■ Task requirements: Reproduce every line of the records below verbatim, character for character. Leave out the pictures.

[start Data to process]

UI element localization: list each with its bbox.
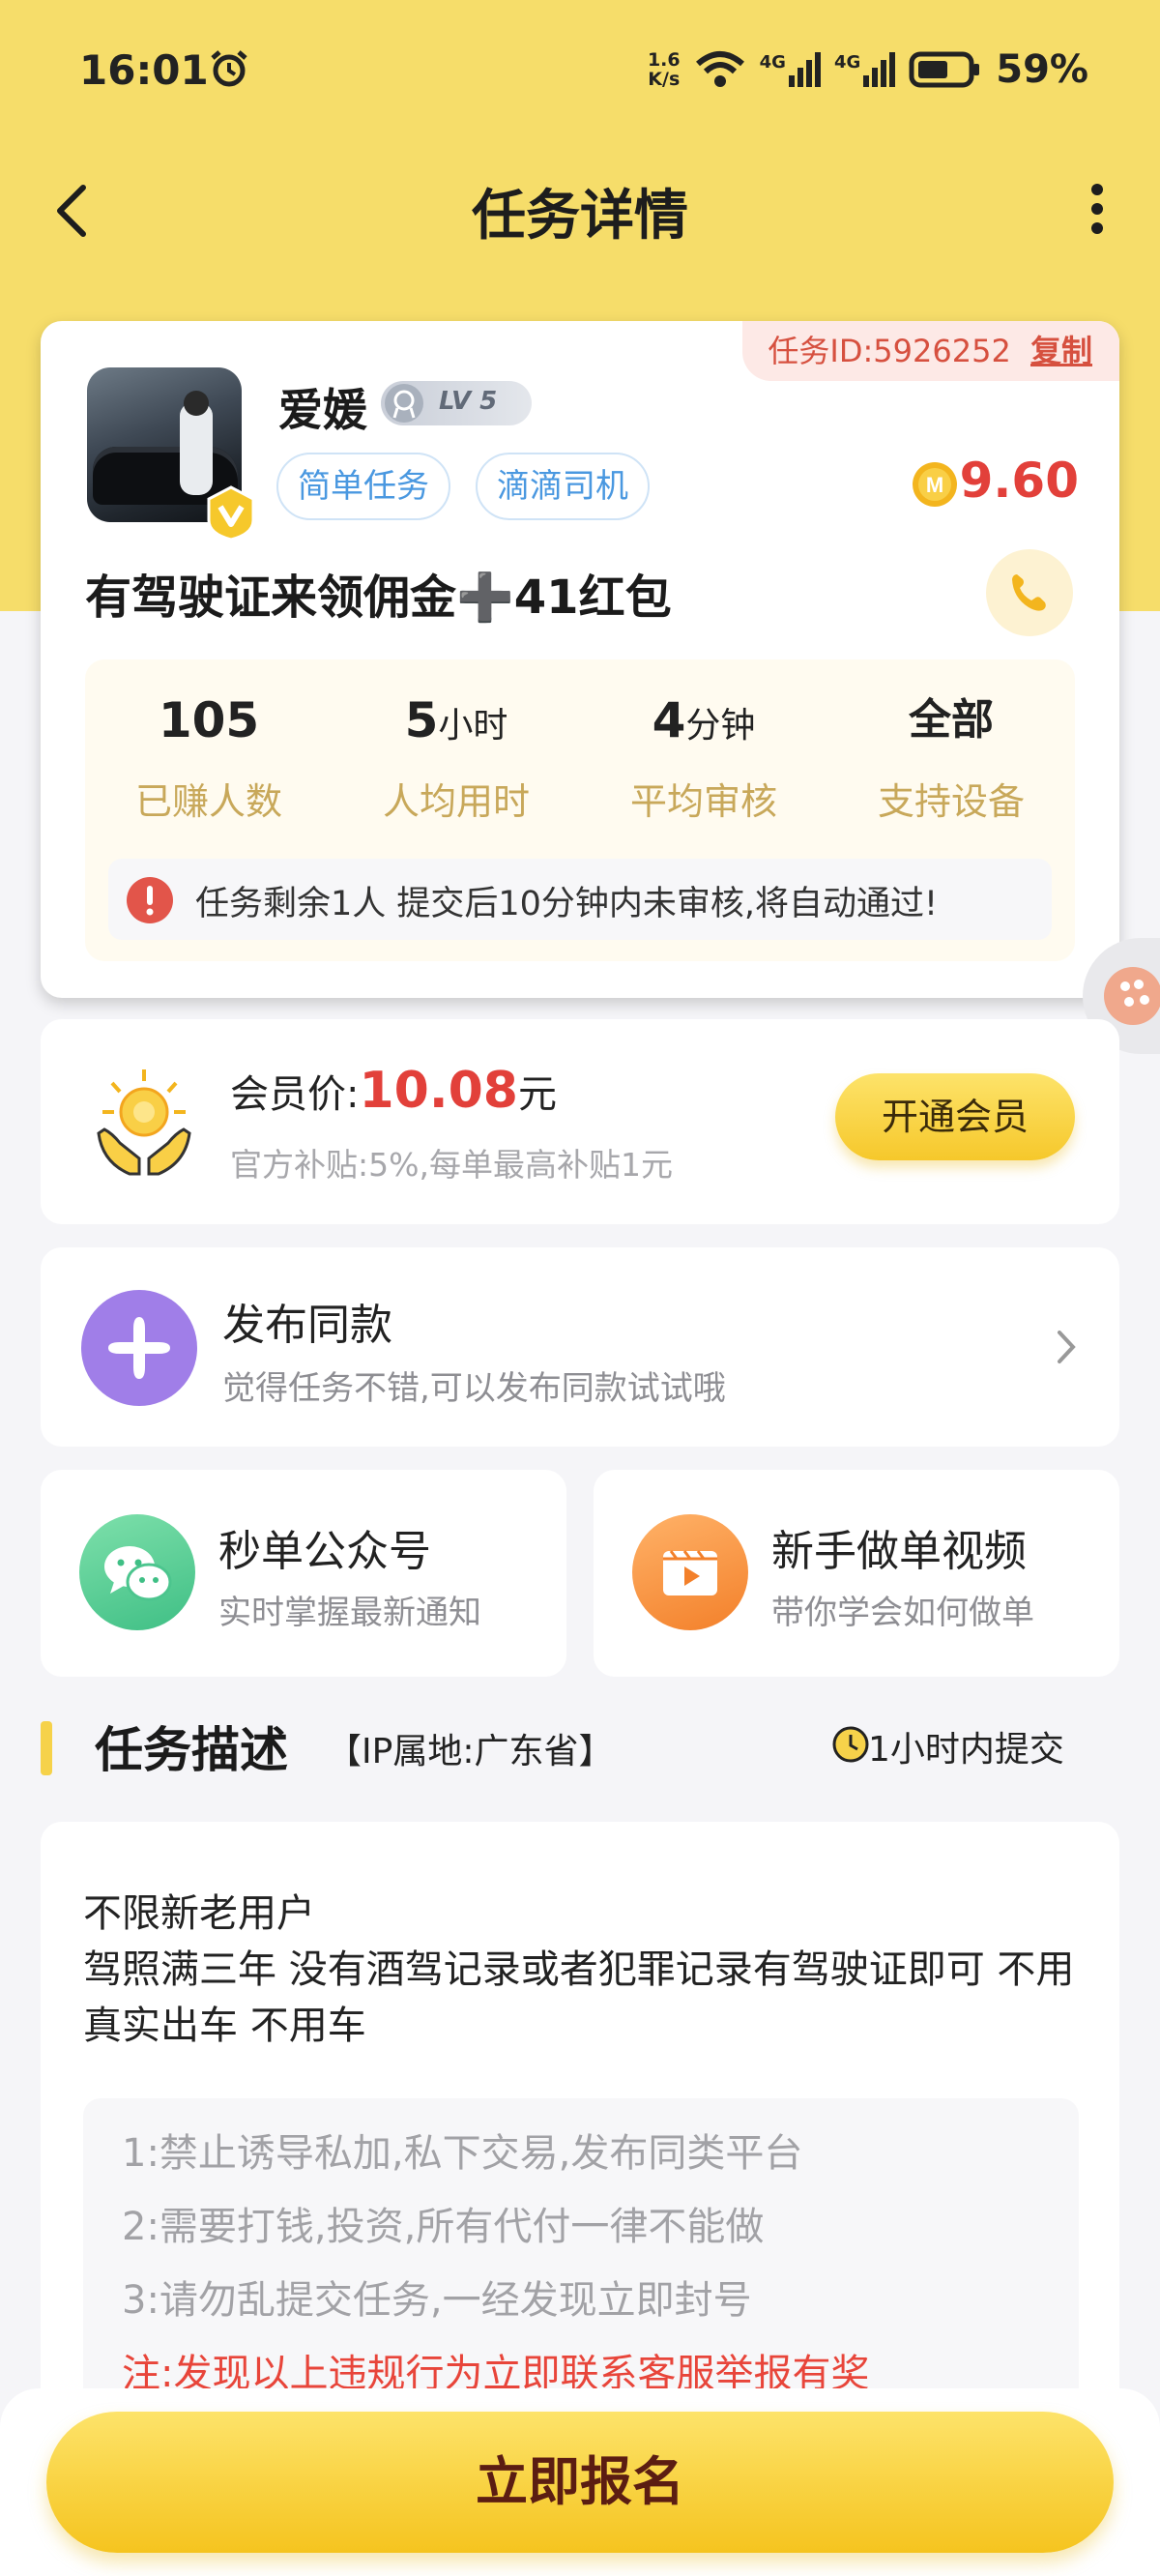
level-medal-icon: [385, 384, 423, 423]
member-subsidy-note: 官方补贴:5%,每单最高补贴1元: [230, 1146, 673, 1184]
clock-icon: [832, 1726, 869, 1763]
stat-avg-time: 5小时 人均用时: [382, 692, 530, 823]
reward-amount: 9.60: [959, 453, 1079, 509]
tag-didi-driver: 滴滴司机: [476, 453, 650, 520]
level-text: LV 5: [439, 387, 498, 416]
page-title: 任务详情: [472, 185, 688, 248]
section-accent-bar: [41, 1721, 52, 1775]
stat-review-time: 4分钟 平均审核: [629, 692, 777, 823]
battery-percent: 59%: [996, 47, 1088, 92]
rules-box: 1:禁止诱导私加,私下交易,发布同类平台 2:需要打钱,投资,所有代付一律不能做…: [83, 2098, 1079, 2408]
member-card: 会员价:10.08元 官方补贴:5%,每单最高补贴1元 开通会员: [41, 1019, 1119, 1224]
publish-same-card[interactable]: 发布同款 觉得任务不错,可以发布同款试试哦: [41, 1247, 1119, 1447]
wechat-title: 秒单公众号: [218, 1527, 431, 1576]
stat-earned: 105 已赚人数: [134, 692, 282, 823]
wechat-icon: [79, 1514, 195, 1630]
notice-bar: 任务剩余1人 提交后10分钟内未审核,将自动通过!: [108, 859, 1052, 940]
warning-icon: [127, 877, 173, 923]
copy-id-link[interactable]: 复制: [1030, 333, 1092, 369]
signal-icon: 4G: [760, 52, 821, 87]
wechat-subtitle: 实时掌握最新通知: [218, 1594, 481, 1632]
verified-badge-icon: [207, 485, 255, 542]
video-title: 新手做单视频: [771, 1527, 1027, 1576]
signal-icon-2: 4G: [834, 52, 896, 87]
chevron-right-icon: [1058, 1331, 1076, 1363]
tag-simple-task: 简单任务: [276, 453, 450, 520]
rule-item: 1:禁止诱导私加,私下交易,发布同类平台: [122, 2131, 803, 2176]
wechat-account-card[interactable]: 秒单公众号 实时掌握最新通知: [41, 1470, 566, 1677]
rule-item: 2:需要打钱,投资,所有代付一律不能做: [122, 2205, 765, 2249]
ip-location: 【IP属地:广东省】: [327, 1732, 614, 1771]
stats-panel: 105 已赚人数 5小时 人均用时 4分钟 平均审核 全部 支持设备 任务剩余1…: [85, 659, 1075, 961]
wifi-icon: [695, 51, 744, 87]
net-speed: 1.6 K/s: [647, 49, 681, 90]
phone-icon: [1012, 574, 1046, 611]
coin-icon: M: [913, 462, 957, 507]
member-price: 会员价:10.08元: [230, 1062, 557, 1120]
video-subtitle: 带你学会如何做单: [771, 1594, 1034, 1632]
level-badge: LV 5: [381, 381, 532, 425]
publisher-name: 爱媛: [278, 384, 367, 436]
plus-icon: [81, 1290, 197, 1406]
status-bar: 16:01 1.6 K/s 4G 4G 59%: [0, 0, 1160, 145]
submit-deadline: 1小时内提交: [868, 1730, 1064, 1770]
tutorial-video-card[interactable]: 新手做单视频 带你学会如何做单: [594, 1470, 1119, 1677]
task-title: 有驾驶证来领佣金➕41红包: [85, 571, 672, 625]
publish-title: 发布同款: [222, 1301, 392, 1350]
bottom-bar: 立即报名: [0, 2388, 1160, 2576]
battery-icon: [909, 51, 980, 88]
member-hands-sun-icon: [97, 1069, 191, 1176]
open-membership-button[interactable]: 开通会员: [835, 1073, 1075, 1160]
section-title: 任务描述: [95, 1722, 288, 1778]
task-id-badge: 任务ID:5926252 复制: [742, 321, 1119, 381]
description-text: 不限新老用户 驾照满三年 没有酒驾记录或者犯罪记录有驾驶证即可 不用真实出车 不…: [83, 1891, 1075, 2048]
svg-text:M: M: [926, 473, 943, 497]
rule-item: 3:请勿乱提交任务,一经发现立即封号: [122, 2278, 752, 2323]
notice-text: 任务剩余1人 提交后10分钟内未审核,将自动通过!: [195, 885, 939, 923]
phone-button[interactable]: [986, 549, 1073, 636]
video-icon: [632, 1514, 748, 1630]
task-card: 任务ID:5926252 复制 爱媛 LV 5 简单任务 滴滴司机 M 9.60…: [41, 321, 1119, 998]
more-icon[interactable]: [1073, 180, 1121, 238]
task-id: 任务ID:5926252: [768, 333, 1011, 369]
alarm-icon: [211, 50, 247, 87]
publish-subtitle: 觉得任务不错,可以发布同款试试哦: [222, 1369, 726, 1408]
status-time: 16:01: [79, 46, 209, 94]
signup-button[interactable]: 立即报名: [46, 2412, 1114, 2553]
stat-devices: 全部 支持设备: [877, 695, 1025, 823]
status-icons: 1.6 K/s 4G 4G 59%: [648, 44, 1088, 95]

[end Data to process]

■ Written solution:
UI element localization: list each with its bbox.
level-medal-icon: [385, 384, 423, 423]
member-subsidy-note: 官方补贴:5%,每单最高补贴1元: [230, 1146, 673, 1184]
clock-icon: [832, 1726, 869, 1763]
stat-avg-time: 5小时 人均用时: [382, 692, 530, 823]
reward-amount: 9.60: [959, 453, 1079, 509]
tag-didi-driver: 滴滴司机: [476, 453, 650, 520]
level-text: LV 5: [439, 387, 498, 416]
page-title: 任务详情: [472, 185, 688, 248]
section-accent-bar: [41, 1721, 52, 1775]
stat-review-time: 4分钟 平均审核: [629, 692, 777, 823]
battery-percent: 59%: [996, 47, 1088, 92]
rules-box: 1:禁止诱导私加,私下交易,发布同类平台 2:需要打钱,投资,所有代付一律不能做…: [83, 2098, 1079, 2408]
member-card: 会员价:10.08元 官方补贴:5%,每单最高补贴1元 开通会员: [41, 1019, 1119, 1224]
publish-same-card[interactable]: 发布同款 觉得任务不错,可以发布同款试试哦: [41, 1247, 1119, 1447]
wechat-title: 秒单公众号: [218, 1527, 431, 1576]
stat-earned: 105 已赚人数: [134, 692, 282, 823]
wechat-icon: [79, 1514, 195, 1630]
notice-bar: 任务剩余1人 提交后10分钟内未审核,将自动通过!: [108, 859, 1052, 940]
warning-icon: [127, 877, 173, 923]
copy-id-link[interactable]: 复制: [1030, 333, 1092, 369]
signal-icon: 4G: [760, 52, 821, 87]
wechat-subtitle: 实时掌握最新通知: [218, 1594, 481, 1632]
verified-badge-icon: [207, 485, 255, 542]
video-title: 新手做单视频: [771, 1527, 1027, 1576]
signal-icon-2: 4G: [834, 52, 896, 87]
chevron-right-icon: [1058, 1331, 1076, 1363]
tag-simple-task: 简单任务: [276, 453, 450, 520]
rule-item: 1:禁止诱导私加,私下交易,发布同类平台: [122, 2131, 803, 2176]
wechat-account-card[interactable]: 秒单公众号 实时掌握最新通知: [41, 1470, 566, 1677]
rule-item: 2:需要打钱,投资,所有代付一律不能做: [122, 2205, 765, 2249]
ip-location: 【IP属地:广东省】: [327, 1732, 614, 1771]
stats-panel: 105 已赚人数 5小时 人均用时 4分钟 平均审核 全部 支持设备 任务剩余1…: [85, 659, 1075, 961]
wifi-icon: [695, 51, 744, 87]
net-speed: 1.6 K/s: [647, 49, 681, 90]
phone-icon: [1012, 574, 1046, 611]
coin-icon: M: [913, 462, 957, 507]
member-price: 会员价:10.08元: [230, 1062, 557, 1120]
video-subtitle: 带你学会如何做单: [771, 1594, 1034, 1632]
level-badge: LV 5: [381, 381, 532, 425]
publisher-name: 爱媛: [278, 384, 367, 436]
plus-icon: [81, 1290, 197, 1406]
status-bar: 16:01 1.6 K/s 4G 4G 59%: [0, 0, 1160, 145]
submit-deadline: 1小时内提交: [868, 1730, 1064, 1770]
tutorial-video-card[interactable]: 新手做单视频 带你学会如何做单: [594, 1470, 1119, 1677]
task-title: 有驾驶证来领佣金➕41红包: [85, 571, 672, 625]
publish-title: 发布同款: [222, 1301, 392, 1350]
bottom-bar: 立即报名: [0, 2388, 1160, 2576]
battery-icon: [909, 51, 980, 88]
member-hands-sun-icon: [97, 1069, 191, 1176]
open-membership-button[interactable]: 开通会员: [835, 1073, 1075, 1160]
section-title: 任务描述: [95, 1722, 288, 1778]
task-id-badge: 任务ID:5926252 复制: [742, 321, 1119, 381]
description-text: 不限新老用户 驾照满三年 没有酒驾记录或者犯罪记录有驾驶证即可 不用真实出车 不…: [83, 1891, 1075, 2048]
svg-text:M: M: [926, 473, 943, 497]
rule-item: 3:请勿乱提交任务,一经发现立即封号: [122, 2278, 752, 2323]
notice-text: 任务剩余1人 提交后10分钟内未审核,将自动通过!: [195, 885, 939, 923]
phone-button[interactable]: [986, 549, 1073, 636]
video-icon: [632, 1514, 748, 1630]
task-card: 任务ID:5926252 复制 爱媛 LV 5 简单任务 滴滴司机 M 9.60…: [41, 321, 1119, 998]
more-icon[interactable]: [1073, 180, 1121, 238]
task-id: 任务ID:5926252: [768, 333, 1011, 369]
alarm-icon: [211, 50, 247, 87]
publish-subtitle: 觉得任务不错,可以发布同款试试哦: [222, 1369, 726, 1408]
status-time: 16:01: [79, 46, 209, 94]
signup-button[interactable]: 立即报名: [46, 2412, 1114, 2553]
stat-devices: 全部 支持设备: [877, 695, 1025, 823]
status-icons: 1.6 K/s 4G 4G 59%: [648, 44, 1088, 95]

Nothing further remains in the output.